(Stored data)
** START **
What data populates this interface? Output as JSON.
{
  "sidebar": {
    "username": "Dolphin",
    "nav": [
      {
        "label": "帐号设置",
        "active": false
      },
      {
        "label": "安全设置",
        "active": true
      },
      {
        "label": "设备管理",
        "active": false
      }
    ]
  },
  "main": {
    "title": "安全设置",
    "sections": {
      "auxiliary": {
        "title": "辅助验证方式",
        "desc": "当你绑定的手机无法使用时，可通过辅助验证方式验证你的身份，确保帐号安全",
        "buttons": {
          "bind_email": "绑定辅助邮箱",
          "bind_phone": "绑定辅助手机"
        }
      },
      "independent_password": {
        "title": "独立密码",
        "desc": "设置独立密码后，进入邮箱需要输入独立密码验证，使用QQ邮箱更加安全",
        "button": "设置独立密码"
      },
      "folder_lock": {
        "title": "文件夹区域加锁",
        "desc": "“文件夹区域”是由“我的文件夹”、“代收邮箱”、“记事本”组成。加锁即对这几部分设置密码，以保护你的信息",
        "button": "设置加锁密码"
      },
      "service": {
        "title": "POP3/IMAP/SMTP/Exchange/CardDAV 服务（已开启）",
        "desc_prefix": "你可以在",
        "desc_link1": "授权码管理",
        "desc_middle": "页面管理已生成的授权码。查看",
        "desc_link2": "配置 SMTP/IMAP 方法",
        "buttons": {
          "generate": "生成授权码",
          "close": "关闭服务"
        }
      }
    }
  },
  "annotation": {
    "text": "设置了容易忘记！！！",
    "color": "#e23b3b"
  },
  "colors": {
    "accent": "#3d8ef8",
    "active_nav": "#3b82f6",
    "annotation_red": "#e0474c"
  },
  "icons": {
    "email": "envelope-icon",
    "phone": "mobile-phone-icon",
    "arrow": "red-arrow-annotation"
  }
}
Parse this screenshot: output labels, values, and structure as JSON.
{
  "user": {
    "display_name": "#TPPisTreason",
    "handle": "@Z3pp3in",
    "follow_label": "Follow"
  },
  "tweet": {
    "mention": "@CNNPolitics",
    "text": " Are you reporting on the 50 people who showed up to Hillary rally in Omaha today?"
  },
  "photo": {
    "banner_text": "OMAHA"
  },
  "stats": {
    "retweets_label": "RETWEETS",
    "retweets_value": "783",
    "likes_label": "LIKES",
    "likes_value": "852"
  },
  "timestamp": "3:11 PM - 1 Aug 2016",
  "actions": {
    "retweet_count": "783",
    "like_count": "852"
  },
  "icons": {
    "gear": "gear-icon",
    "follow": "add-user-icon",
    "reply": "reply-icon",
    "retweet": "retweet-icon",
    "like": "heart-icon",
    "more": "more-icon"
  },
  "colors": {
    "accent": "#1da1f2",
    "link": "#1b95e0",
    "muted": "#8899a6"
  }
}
** END **
◆ What is being asked
Give back all the records exactly as they stand.

◆ Response to the task
What data populates this interface? Output as JSON.
{
  "sidebar": {
    "username": "Dolphin",
    "nav": [
      {
        "label": "帐号设置",
        "active": false
      },
      {
        "label": "安全设置",
        "active": true
      },
      {
        "label": "设备管理",
        "active": false
      }
    ]
  },
  "main": {
    "title": "安全设置",
    "sections": {
      "auxiliary": {
        "title": "辅助验证方式",
        "desc": "当你绑定的手机无法使用时，可通过辅助验证方式验证你的身份，确保帐号安全",
        "buttons": {
          "bind_email": "绑定辅助邮箱",
          "bind_phone": "绑定辅助手机"
        }
      },
      "independent_password": {
        "title": "独立密码",
        "desc": "设置独立密码后，进入邮箱需要输入独立密码验证，使用QQ邮箱更加安全",
        "button": "设置独立密码"
      },
      "folder_lock": {
        "title": "文件夹区域加锁",
        "desc": "“文件夹区域”是由“我的文件夹”、“代收邮箱”、“记事本”组成。加锁即对这几部分设置密码，以保护你的信息",
        "button": "设置加锁密码"
      },
      "service": {
        "title": "POP3/IMAP/SMTP/Exchange/CardDAV 服务（已开启）",
        "desc_prefix": "你可以在",
        "desc_link1": "授权码管理",
        "desc_middle": "页面管理已生成的授权码。查看",
        "desc_link2": "配置 SMTP/IMAP 方法",
        "buttons": {
          "generate": "生成授权码",
          "close": "关闭服务"
        }
      }
    }
  },
  "annotation": {
    "text": "设置了容易忘记！！！",
    "color": "#e23b3b"
  },
  "colors": {
    "accent": "#3d8ef8",
    "active_nav": "#3b82f6",
    "annotation_red": "#e0474c"
  },
  "icons": {
    "email": "envelope-icon",
    "phone": "mobile-phone-icon",
    "arrow": "red-arrow-annotation"
  }
}
Parse this screenshot: output labels, values, and structure as JSON.
{
  "user": {
    "display_name": "#TPPisTreason",
    "handle": "@Z3pp3in",
    "follow_label": "Follow"
  },
  "tweet": {
    "mention": "@CNNPolitics",
    "text": " Are you reporting on the 50 people who showed up to Hillary rally in Omaha today?"
  },
  "photo": {
    "banner_text": "OMAHA"
  },
  "stats": {
    "retweets_label": "RETWEETS",
    "retweets_value": "783",
    "likes_label": "LIKES",
    "likes_value": "852"
  },
  "timestamp": "3:11 PM - 1 Aug 2016",
  "actions": {
    "retweet_count": "783",
    "like_count": "852"
  },
  "icons": {
    "gear": "gear-icon",
    "follow": "add-user-icon",
    "reply": "reply-icon",
    "retweet": "retweet-icon",
    "like": "heart-icon",
    "more": "more-icon"
  },
  "colors": {
    "accent": "#1da1f2",
    "link": "#1b95e0",
    "muted": "#8899a6"
  }
}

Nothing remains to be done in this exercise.